:: SUPPLIED INFORMATION
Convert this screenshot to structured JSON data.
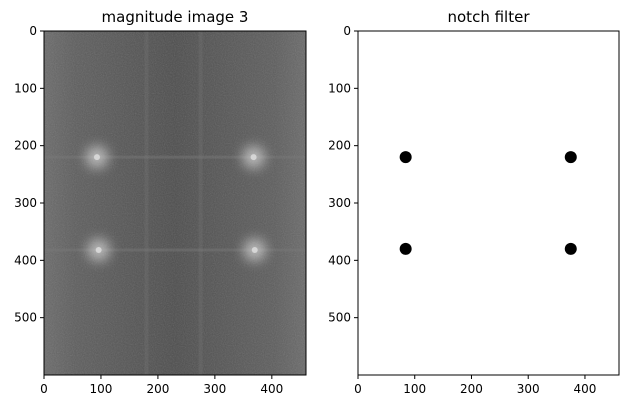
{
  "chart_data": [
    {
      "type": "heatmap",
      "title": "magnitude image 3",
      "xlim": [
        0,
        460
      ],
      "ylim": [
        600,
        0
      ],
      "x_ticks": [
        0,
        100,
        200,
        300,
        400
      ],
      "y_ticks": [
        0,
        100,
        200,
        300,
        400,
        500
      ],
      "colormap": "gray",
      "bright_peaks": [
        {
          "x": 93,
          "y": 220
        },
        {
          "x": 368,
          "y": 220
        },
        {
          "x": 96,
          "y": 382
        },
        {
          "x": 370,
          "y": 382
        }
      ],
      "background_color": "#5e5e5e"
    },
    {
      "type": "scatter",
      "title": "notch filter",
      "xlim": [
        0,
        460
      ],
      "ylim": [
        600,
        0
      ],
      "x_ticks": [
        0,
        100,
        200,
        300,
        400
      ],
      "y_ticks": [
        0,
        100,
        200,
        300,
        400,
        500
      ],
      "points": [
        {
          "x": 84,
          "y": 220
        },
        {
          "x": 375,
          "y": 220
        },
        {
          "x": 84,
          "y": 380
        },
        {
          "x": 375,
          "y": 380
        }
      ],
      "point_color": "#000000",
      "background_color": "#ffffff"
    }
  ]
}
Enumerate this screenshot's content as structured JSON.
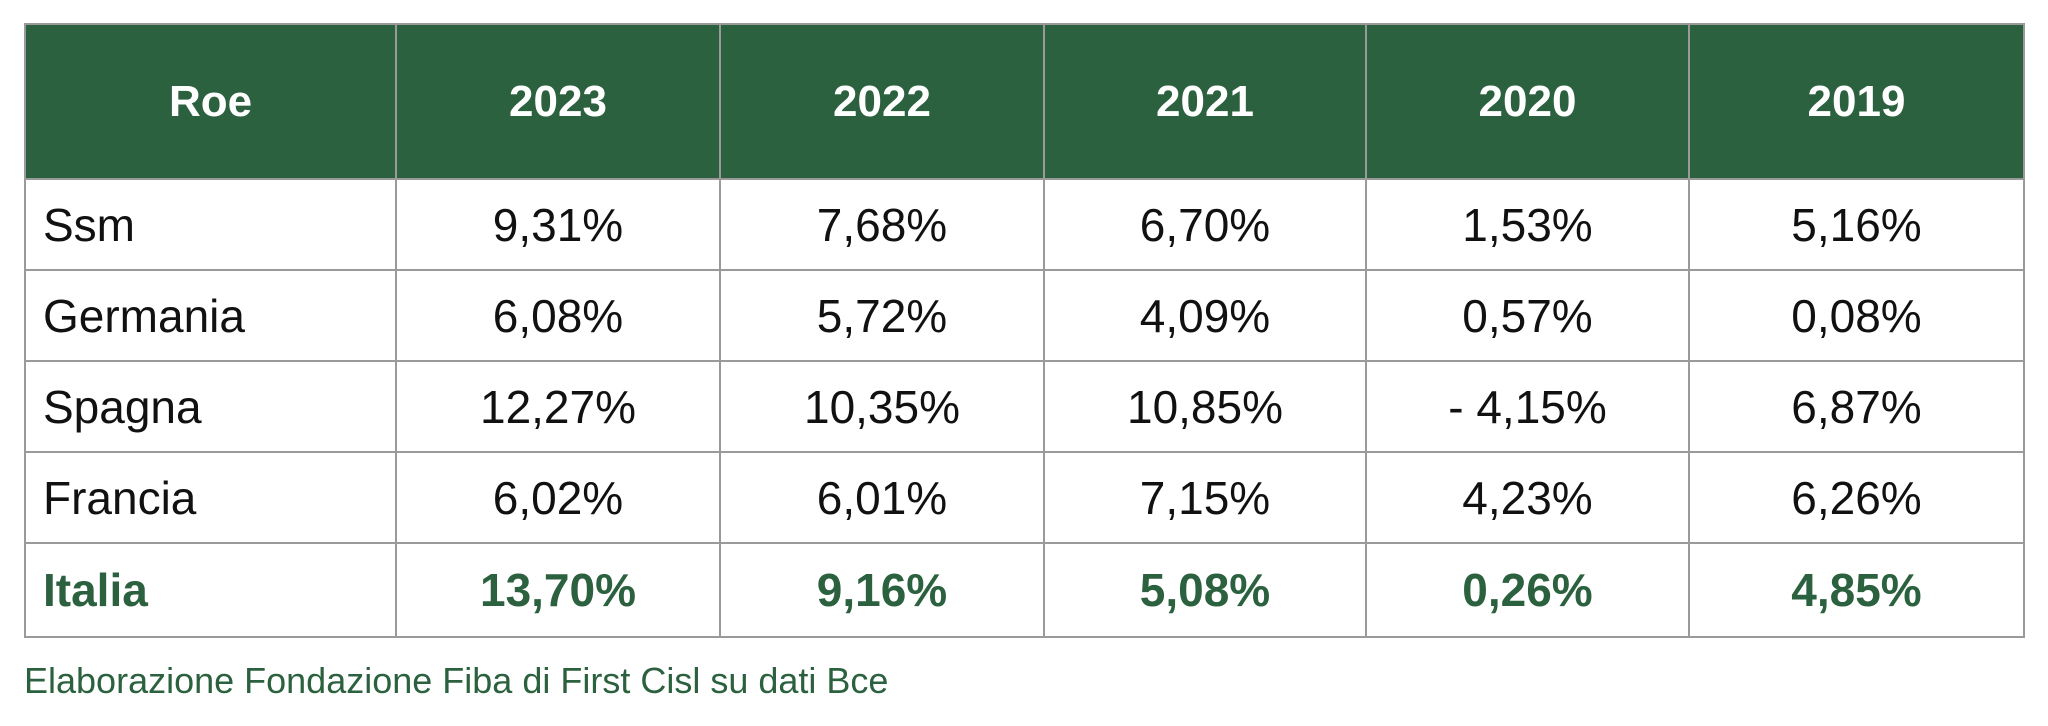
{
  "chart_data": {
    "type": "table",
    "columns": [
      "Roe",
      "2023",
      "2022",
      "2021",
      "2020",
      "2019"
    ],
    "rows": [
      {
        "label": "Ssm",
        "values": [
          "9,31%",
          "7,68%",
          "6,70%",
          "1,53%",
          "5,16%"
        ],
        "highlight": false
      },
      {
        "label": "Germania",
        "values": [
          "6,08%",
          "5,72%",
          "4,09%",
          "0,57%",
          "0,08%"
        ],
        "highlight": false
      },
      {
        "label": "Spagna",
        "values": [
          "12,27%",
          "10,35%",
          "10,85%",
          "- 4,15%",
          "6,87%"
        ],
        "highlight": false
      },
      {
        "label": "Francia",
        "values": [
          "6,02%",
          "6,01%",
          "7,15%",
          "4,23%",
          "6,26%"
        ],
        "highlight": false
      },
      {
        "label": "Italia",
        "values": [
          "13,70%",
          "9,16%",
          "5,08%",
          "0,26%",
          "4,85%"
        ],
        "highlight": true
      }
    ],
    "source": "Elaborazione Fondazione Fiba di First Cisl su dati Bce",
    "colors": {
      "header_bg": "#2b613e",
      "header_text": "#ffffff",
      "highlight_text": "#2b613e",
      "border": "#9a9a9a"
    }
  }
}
::::
▶ **TASK TO CARRY OUT**
Leave out all pictures and extract exactly the lines from the line with "Enumerate this screenshot's" through the end of the material.

▶ **WRITTEN RESPONSE**
Enumerate this screenshot's content as structured JSON.
{
  "chart_data": {
    "type": "table",
    "columns": [
      "Roe",
      "2023",
      "2022",
      "2021",
      "2020",
      "2019"
    ],
    "rows": [
      {
        "label": "Ssm",
        "values": [
          "9,31%",
          "7,68%",
          "6,70%",
          "1,53%",
          "5,16%"
        ],
        "highlight": false
      },
      {
        "label": "Germania",
        "values": [
          "6,08%",
          "5,72%",
          "4,09%",
          "0,57%",
          "0,08%"
        ],
        "highlight": false
      },
      {
        "label": "Spagna",
        "values": [
          "12,27%",
          "10,35%",
          "10,85%",
          "- 4,15%",
          "6,87%"
        ],
        "highlight": false
      },
      {
        "label": "Francia",
        "values": [
          "6,02%",
          "6,01%",
          "7,15%",
          "4,23%",
          "6,26%"
        ],
        "highlight": false
      },
      {
        "label": "Italia",
        "values": [
          "13,70%",
          "9,16%",
          "5,08%",
          "0,26%",
          "4,85%"
        ],
        "highlight": true
      }
    ],
    "source": "Elaborazione Fondazione Fiba di First Cisl su dati Bce",
    "colors": {
      "header_bg": "#2b613e",
      "header_text": "#ffffff",
      "highlight_text": "#2b613e",
      "border": "#9a9a9a"
    }
  }
}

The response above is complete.